READING PASSAGE:

************

The 10 Best George Clooney Movies, Ranked

George Clooney in Oh Brother, Where Art Thou?

George Clooney is the perfect definition of a movie star. He’s a bit of a throwback to Old Hollywood, with his dashing good lucks and his undeniable charm. Before starring in huge hits like Ocean’s Eleven, Gravity and Michael Clayton, he found work as a humble struggling actor.

He started his career in the eighties, appearing in bit parts on sitcoms like The Facts Of Life and Golden Girls before his breakout role, as Dr. Doug Ross on NBC’s ER in the mid-nineties. Since then his star has only grown brighter.

George Clooney has won multiple Oscars, both as an actor (Syriana) and a producer (Argo) and starred in both big budget blockbusters and smaller indie films. He’s also had his fair share of misses in his career, most infamously, his turn as the Caped Crusader in Batman & Robin, a movie so bad, it killed the franchise for a while.

Yet his successes far outnumber his bombs, so we’ve put together a ranking of George Clooney’s 10 best movies, a couple of which you might have missed along the way. Take a look.

George Clooney as Chuck Barris in Confessions Of A Dangerous Mind

10. Confessions Of A Dangerous Mind (2002)

George Clooney directs this fantastic film about '70s game show host Chuck Barris (played by Sam Rockwell). Barris got famous by producing and hosting The Gong Show, a show so ridiculous, it’s amazing it was as popular as it was (its influence over TV is still evident today). Barris figured out that a lot of people in the world were desperate for their 15 minutes of fame, even the wildly untalented, and millions of people tuned in to watch those people fail on the small screen.

However, there was a whole lot more to Chuck Barris than being a simple game show host, at least Barris would have you believe anyway. Confessions Of A Dangerous Mind is based on Barris’ “unauthorized biography” of the same name written by the man himself. Sam Rockwell stars as Chuck Barris, who is portrayed as an alcohol-soaked jerk with delusions of grandeur. Clooney played CIA agent Jim Byrd, who recruits Barris to be an undercover agent.

Among the many outrageous claims Barris made about himself in the book was that he was a CIA hitman who used his cover as a game show host to travel the world and assassinate America’s enemies. Rockwell’s performance captures Chuck Barris’ erratic and sometimes insane behavior perfectly. If you’ve never seen it, you should. The film also stands out as Clooney’s debut as a director, something else he does very well here, and he'd continue with another movie that ends up on this list.

George Clooney in Michael Clayton

9. Michael Clayton (2007)

Michael Clayton came at a peak in George Clooney’s career. He was nominated for the Best Actor Oscar, and it came in the midst of other award-winning films in the same time period, like Syriana and Good Night, and Good Luck.

In this gripping story about a high-powered New York attorney who gets caught up in life-threatening controversy, we get a corporate cover-up over a cancer-causing weed killer and a fellow partner losing his mind ( and eventually being murdered) to keep the story out of the press.

George Clooney is left as the only person who can break the story open in a harrowing, classic tale of one man taking on big business and winning.

************

STUDY MATERIAL:
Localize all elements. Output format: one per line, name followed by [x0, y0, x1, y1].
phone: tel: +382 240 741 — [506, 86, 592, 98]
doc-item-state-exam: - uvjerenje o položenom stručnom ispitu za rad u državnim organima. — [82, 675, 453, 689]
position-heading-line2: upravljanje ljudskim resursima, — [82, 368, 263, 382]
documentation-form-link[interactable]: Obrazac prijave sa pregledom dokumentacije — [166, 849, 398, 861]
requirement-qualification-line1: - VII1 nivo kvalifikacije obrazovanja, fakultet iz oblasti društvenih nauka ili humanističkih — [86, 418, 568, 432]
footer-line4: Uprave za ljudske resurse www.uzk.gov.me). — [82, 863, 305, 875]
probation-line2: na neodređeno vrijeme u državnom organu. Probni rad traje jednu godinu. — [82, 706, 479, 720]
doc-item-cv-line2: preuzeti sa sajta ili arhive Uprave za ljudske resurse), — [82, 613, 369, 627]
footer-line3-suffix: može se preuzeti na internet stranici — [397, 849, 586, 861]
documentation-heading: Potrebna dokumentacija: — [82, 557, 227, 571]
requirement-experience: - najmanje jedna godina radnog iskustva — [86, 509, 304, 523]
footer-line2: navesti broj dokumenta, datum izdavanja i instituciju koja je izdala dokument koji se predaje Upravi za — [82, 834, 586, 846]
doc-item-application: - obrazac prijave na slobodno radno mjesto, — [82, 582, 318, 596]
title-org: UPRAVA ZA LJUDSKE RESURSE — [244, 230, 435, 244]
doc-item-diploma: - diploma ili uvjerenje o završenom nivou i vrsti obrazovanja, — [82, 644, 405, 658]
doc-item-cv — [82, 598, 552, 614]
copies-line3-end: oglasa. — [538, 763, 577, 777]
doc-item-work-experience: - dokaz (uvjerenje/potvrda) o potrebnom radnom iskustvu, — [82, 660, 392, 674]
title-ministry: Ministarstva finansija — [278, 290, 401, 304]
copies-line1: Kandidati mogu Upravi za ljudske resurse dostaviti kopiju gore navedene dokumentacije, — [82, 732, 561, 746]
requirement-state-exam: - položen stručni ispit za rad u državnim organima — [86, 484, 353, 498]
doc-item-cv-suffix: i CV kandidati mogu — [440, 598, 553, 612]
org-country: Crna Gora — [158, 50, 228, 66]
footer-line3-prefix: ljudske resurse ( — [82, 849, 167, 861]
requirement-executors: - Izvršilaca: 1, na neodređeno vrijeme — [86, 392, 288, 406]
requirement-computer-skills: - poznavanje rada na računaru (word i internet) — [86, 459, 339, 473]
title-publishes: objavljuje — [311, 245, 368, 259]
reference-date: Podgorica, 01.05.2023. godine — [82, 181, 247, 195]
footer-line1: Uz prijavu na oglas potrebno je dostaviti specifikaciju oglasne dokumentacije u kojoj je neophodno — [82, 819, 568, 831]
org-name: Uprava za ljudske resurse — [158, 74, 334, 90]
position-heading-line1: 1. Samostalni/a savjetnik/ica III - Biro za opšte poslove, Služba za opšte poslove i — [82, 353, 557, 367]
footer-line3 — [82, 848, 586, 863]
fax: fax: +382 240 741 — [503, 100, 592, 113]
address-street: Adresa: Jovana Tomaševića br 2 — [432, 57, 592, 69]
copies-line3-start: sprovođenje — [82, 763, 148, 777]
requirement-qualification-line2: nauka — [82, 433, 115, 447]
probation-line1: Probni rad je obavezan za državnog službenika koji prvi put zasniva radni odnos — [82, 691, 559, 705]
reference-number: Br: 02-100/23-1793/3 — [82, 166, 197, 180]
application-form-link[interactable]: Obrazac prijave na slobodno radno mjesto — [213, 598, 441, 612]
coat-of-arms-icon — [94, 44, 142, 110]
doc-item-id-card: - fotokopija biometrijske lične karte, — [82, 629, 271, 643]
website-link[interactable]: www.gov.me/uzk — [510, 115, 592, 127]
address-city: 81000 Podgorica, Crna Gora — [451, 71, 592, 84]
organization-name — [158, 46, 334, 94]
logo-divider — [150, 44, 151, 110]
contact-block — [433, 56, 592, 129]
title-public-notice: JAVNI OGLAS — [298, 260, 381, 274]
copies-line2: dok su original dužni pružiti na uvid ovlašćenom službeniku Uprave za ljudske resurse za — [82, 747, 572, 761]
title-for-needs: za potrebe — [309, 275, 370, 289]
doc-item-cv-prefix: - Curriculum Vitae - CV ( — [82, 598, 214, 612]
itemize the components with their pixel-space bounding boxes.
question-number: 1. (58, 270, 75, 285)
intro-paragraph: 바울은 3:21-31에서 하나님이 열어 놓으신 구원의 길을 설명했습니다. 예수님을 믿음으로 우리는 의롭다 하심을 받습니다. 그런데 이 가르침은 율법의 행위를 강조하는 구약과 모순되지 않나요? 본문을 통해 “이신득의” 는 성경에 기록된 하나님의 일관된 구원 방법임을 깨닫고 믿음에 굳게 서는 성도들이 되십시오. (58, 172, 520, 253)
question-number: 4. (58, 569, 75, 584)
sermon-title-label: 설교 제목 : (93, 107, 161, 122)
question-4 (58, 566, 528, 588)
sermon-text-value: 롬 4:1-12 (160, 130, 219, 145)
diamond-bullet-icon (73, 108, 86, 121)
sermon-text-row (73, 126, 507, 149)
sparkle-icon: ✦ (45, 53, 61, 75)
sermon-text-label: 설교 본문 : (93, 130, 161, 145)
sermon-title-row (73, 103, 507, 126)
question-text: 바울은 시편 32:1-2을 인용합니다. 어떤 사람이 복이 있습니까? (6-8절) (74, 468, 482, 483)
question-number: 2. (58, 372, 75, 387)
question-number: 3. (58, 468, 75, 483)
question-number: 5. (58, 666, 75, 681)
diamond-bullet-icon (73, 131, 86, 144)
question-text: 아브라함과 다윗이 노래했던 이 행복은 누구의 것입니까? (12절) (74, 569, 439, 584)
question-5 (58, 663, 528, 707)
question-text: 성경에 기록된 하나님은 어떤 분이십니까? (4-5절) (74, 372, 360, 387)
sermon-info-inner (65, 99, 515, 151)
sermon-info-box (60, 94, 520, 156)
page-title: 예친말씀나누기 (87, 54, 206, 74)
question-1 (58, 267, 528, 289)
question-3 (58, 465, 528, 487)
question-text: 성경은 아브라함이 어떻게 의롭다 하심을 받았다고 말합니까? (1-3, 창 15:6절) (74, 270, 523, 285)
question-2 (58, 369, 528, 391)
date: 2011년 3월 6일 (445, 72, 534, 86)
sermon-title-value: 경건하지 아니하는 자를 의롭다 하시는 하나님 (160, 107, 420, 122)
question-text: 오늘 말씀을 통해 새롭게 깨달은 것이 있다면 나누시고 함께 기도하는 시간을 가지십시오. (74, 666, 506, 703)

************

Please answer these questions from the George Clooney movie ranking:
(a) What role does the ranking call his breakout?
(b) Whom does Clooney play in Confessions Of A Dangerous Mind?
(c) For which film was he nominated for the Best Actor Oscar?
You can ignore the items.

(a) Dr. Doug Ross on NBC's ER
(b) CIA agent Jim Byrd
(c) Michael Clayton